## [Data in this exercise]
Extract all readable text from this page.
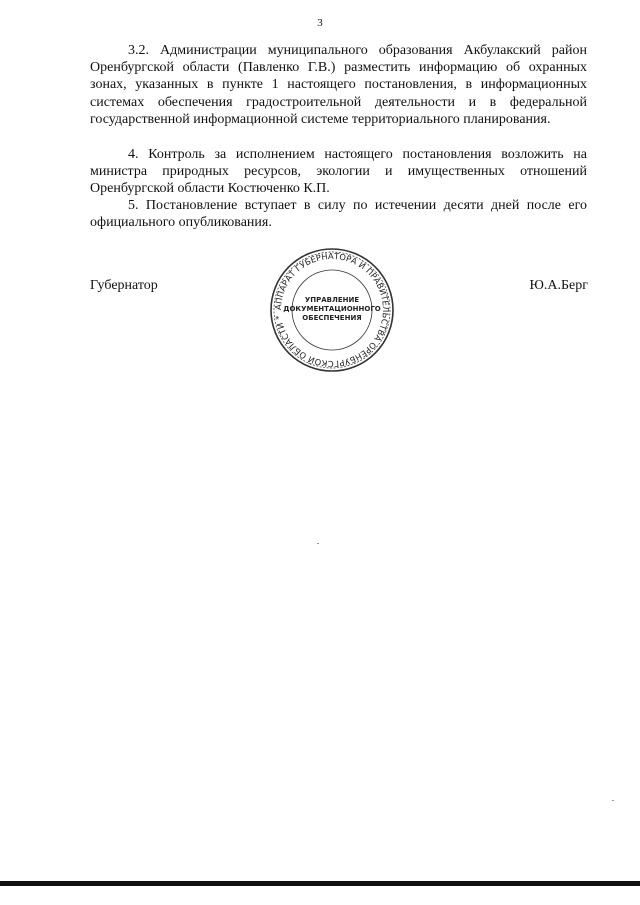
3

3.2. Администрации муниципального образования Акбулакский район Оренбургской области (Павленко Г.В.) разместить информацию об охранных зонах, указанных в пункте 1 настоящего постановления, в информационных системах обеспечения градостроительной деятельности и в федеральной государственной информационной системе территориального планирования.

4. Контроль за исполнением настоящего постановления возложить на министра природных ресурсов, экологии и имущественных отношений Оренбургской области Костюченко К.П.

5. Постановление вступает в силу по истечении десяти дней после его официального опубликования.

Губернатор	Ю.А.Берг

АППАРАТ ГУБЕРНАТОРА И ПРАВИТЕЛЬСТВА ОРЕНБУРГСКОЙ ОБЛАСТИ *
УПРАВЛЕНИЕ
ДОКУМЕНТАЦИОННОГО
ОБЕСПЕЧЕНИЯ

---

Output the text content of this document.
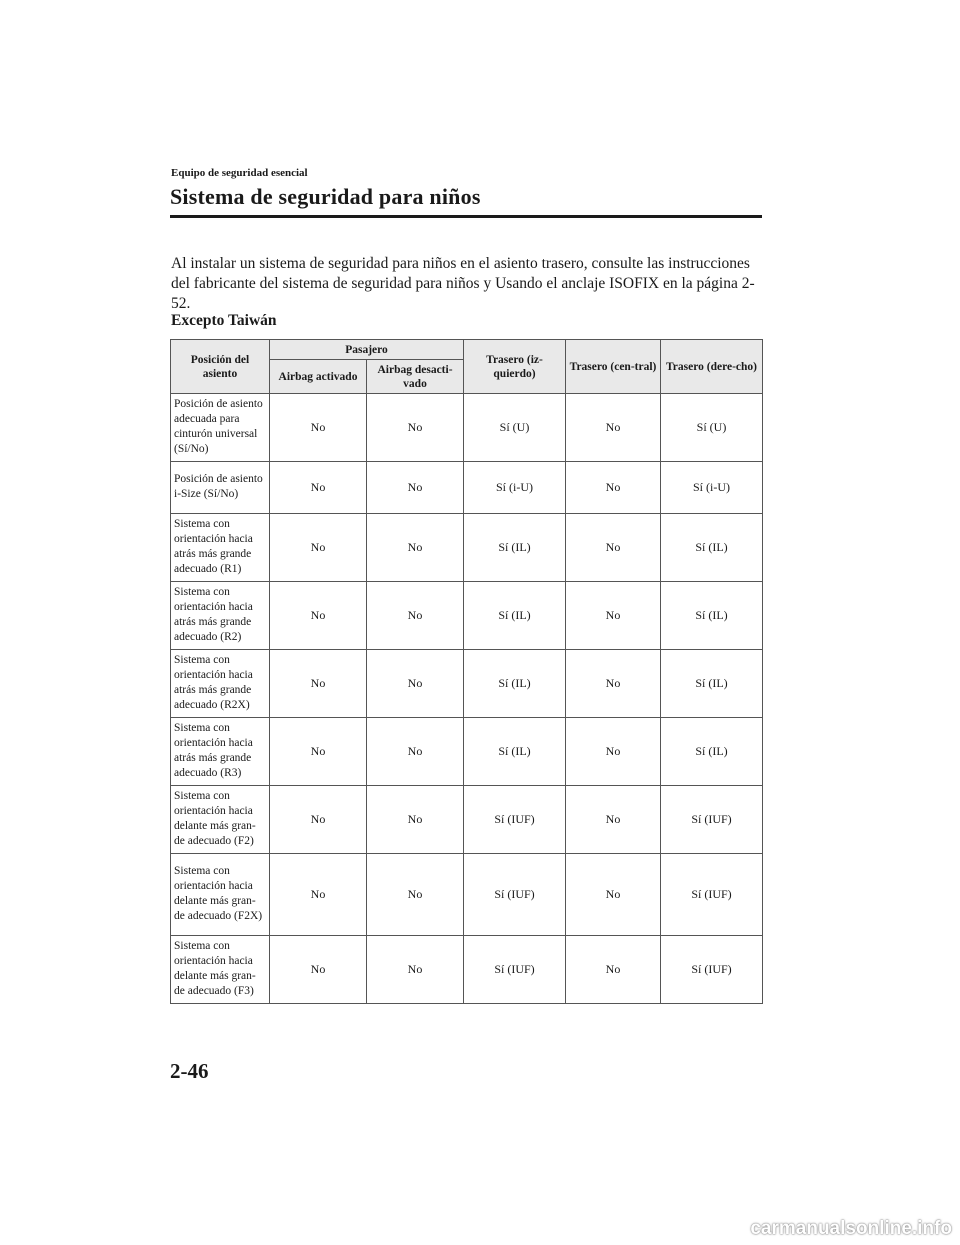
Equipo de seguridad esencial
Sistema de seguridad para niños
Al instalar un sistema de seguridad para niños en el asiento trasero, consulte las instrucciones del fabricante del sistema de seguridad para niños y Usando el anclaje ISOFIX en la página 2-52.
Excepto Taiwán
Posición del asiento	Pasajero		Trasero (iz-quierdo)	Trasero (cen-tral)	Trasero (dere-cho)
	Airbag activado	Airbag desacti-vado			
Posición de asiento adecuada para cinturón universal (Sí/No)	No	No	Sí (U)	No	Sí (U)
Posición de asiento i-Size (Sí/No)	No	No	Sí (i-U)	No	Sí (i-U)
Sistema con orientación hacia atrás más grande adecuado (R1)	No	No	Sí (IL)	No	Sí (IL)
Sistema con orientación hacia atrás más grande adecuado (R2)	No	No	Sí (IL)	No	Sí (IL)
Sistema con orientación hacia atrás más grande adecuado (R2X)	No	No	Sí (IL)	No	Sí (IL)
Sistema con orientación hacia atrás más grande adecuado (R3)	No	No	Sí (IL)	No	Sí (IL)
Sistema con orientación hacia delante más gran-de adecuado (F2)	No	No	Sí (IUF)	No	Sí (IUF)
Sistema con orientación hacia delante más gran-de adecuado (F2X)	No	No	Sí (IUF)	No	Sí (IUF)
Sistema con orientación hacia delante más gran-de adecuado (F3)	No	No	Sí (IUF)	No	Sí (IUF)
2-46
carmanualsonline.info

## [What to work on]
Copy out every line of the material above that mentions the word "orientación".

## [Result of the task]
Sistema con orientación hacia atrás más grande adecuado (R1)	No	No	Sí (IL)	No	Sí (IL)
Sistema con orientación hacia atrás más grande adecuado (R2)	No	No	Sí (IL)	No	Sí (IL)
Sistema con orientación hacia atrás más grande adecuado (R2X)	No	No	Sí (IL)	No	Sí (IL)
Sistema con orientación hacia atrás más grande adecuado (R3)	No	No	Sí (IL)	No	Sí (IL)
Sistema con orientación hacia delante más gran-de adecuado (F2)	No	No	Sí (IUF)	No	Sí (IUF)
Sistema con orientación hacia delante más gran-de adecuado (F2X)	No	No	Sí (IUF)	No	Sí (IUF)
Sistema con orientación hacia delante más gran-de adecuado (F3)	No	No	Sí (IUF)	No	Sí (IUF)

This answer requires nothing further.